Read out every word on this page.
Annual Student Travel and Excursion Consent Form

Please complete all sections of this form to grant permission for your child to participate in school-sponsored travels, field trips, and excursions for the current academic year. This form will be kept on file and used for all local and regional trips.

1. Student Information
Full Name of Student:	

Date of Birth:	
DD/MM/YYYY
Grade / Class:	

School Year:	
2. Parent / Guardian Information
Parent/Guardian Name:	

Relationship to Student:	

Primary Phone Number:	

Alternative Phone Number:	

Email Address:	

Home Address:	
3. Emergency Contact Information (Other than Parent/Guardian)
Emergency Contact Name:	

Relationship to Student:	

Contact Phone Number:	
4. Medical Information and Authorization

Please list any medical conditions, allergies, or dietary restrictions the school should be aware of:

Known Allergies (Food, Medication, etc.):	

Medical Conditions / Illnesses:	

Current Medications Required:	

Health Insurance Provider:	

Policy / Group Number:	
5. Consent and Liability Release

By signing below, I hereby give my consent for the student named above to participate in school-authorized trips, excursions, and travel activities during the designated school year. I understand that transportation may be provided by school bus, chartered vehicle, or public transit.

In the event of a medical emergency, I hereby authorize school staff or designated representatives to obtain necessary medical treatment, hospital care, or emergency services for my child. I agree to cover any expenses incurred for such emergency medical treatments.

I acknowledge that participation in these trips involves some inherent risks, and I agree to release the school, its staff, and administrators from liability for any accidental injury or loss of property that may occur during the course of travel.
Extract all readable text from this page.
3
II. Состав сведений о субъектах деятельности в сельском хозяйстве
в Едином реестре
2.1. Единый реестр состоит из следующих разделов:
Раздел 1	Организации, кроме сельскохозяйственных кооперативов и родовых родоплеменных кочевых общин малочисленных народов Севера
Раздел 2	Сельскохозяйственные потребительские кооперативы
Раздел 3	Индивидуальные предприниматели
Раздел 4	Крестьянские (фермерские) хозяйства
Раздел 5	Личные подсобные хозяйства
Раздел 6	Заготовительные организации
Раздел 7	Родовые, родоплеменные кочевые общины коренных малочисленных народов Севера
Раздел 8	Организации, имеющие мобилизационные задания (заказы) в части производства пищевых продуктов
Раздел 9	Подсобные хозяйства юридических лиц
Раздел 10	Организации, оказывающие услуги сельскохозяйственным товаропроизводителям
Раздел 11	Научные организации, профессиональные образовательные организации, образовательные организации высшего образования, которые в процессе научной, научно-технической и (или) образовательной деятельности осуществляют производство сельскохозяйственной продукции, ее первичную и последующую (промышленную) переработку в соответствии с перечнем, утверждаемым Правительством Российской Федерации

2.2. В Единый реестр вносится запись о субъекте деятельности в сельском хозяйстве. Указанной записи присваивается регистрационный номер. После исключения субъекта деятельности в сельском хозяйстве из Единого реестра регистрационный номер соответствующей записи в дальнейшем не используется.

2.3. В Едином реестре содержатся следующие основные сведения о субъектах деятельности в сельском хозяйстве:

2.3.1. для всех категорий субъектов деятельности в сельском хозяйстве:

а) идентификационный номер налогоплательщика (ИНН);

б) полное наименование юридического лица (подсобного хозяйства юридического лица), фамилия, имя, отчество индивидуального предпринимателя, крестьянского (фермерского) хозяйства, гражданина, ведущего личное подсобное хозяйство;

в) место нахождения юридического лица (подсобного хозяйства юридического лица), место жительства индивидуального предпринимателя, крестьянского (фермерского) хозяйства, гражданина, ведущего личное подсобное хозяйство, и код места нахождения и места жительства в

• [Exercise description]: Write the material out again in its entirety, exactly as shown.

• [Result of this task]:
Read out every word on this page.
Annual Student Travel and Excursion Consent Form

Please complete all sections of this form to grant permission for your child to participate in school-sponsored travels, field trips, and excursions for the current academic year. This form will be kept on file and used for all local and regional trips.

1. Student Information
Full Name of Student:	

Date of Birth:	
DD/MM/YYYY
Grade / Class:	

School Year:	
2. Parent / Guardian Information
Parent/Guardian Name:	

Relationship to Student:	

Primary Phone Number:	

Alternative Phone Number:	

Email Address:	

Home Address:	
3. Emergency Contact Information (Other than Parent/Guardian)
Emergency Contact Name:	

Relationship to Student:	

Contact Phone Number:	
4. Medical Information and Authorization

Please list any medical conditions, allergies, or dietary restrictions the school should be aware of:

Known Allergies (Food, Medication, etc.):	

Medical Conditions / Illnesses:	

Current Medications Required:	

Health Insurance Provider:	

Policy / Group Number:	
5. Consent and Liability Release

By signing below, I hereby give my consent for the student named above to participate in school-authorized trips, excursions, and travel activities during the designated school year. I understand that transportation may be provided by school bus, chartered vehicle, or public transit.

In the event of a medical emergency, I hereby authorize school staff or designated representatives to obtain necessary medical treatment, hospital care, or emergency services for my child. I agree to cover any expenses incurred for such emergency medical treatments.

I acknowledge that participation in these trips involves some inherent risks, and I agree to release the school, its staff, and administrators from liability for any accidental injury or loss of property that may occur during the course of travel.
Extract all readable text from this page.
3
II. Состав сведений о субъектах деятельности в сельском хозяйстве
в Едином реестре
2.1. Единый реестр состоит из следующих разделов:
Раздел 1	Организации, кроме сельскохозяйственных кооперативов и родовых родоплеменных кочевых общин малочисленных народов Севера
Раздел 2	Сельскохозяйственные потребительские кооперативы
Раздел 3	Индивидуальные предприниматели
Раздел 4	Крестьянские (фермерские) хозяйства
Раздел 5	Личные подсобные хозяйства
Раздел 6	Заготовительные организации
Раздел 7	Родовые, родоплеменные кочевые общины коренных малочисленных народов Севера
Раздел 8	Организации, имеющие мобилизационные задания (заказы) в части производства пищевых продуктов
Раздел 9	Подсобные хозяйства юридических лиц
Раздел 10	Организации, оказывающие услуги сельскохозяйственным товаропроизводителям
Раздел 11	Научные организации, профессиональные образовательные организации, образовательные организации высшего образования, которые в процессе научной, научно-технической и (или) образовательной деятельности осуществляют производство сельскохозяйственной продукции, ее первичную и последующую (промышленную) переработку в соответствии с перечнем, утверждаемым Правительством Российской Федерации

2.2. В Единый реестр вносится запись о субъекте деятельности в сельском хозяйстве. Указанной записи присваивается регистрационный номер. После исключения субъекта деятельности в сельском хозяйстве из Единого реестра регистрационный номер соответствующей записи в дальнейшем не используется.

2.3. В Едином реестре содержатся следующие основные сведения о субъектах деятельности в сельском хозяйстве:

2.3.1. для всех категорий субъектов деятельности в сельском хозяйстве:

а) идентификационный номер налогоплательщика (ИНН);

б) полное наименование юридического лица (подсобного хозяйства юридического лица), фамилия, имя, отчество индивидуального предпринимателя, крестьянского (фермерского) хозяйства, гражданина, ведущего личное подсобное хозяйство;

в) место нахождения юридического лица (подсобного хозяйства юридического лица), место жительства индивидуального предпринимателя, крестьянского (фермерского) хозяйства, гражданина, ведущего личное подсобное хозяйство, и код места нахождения и места жительства в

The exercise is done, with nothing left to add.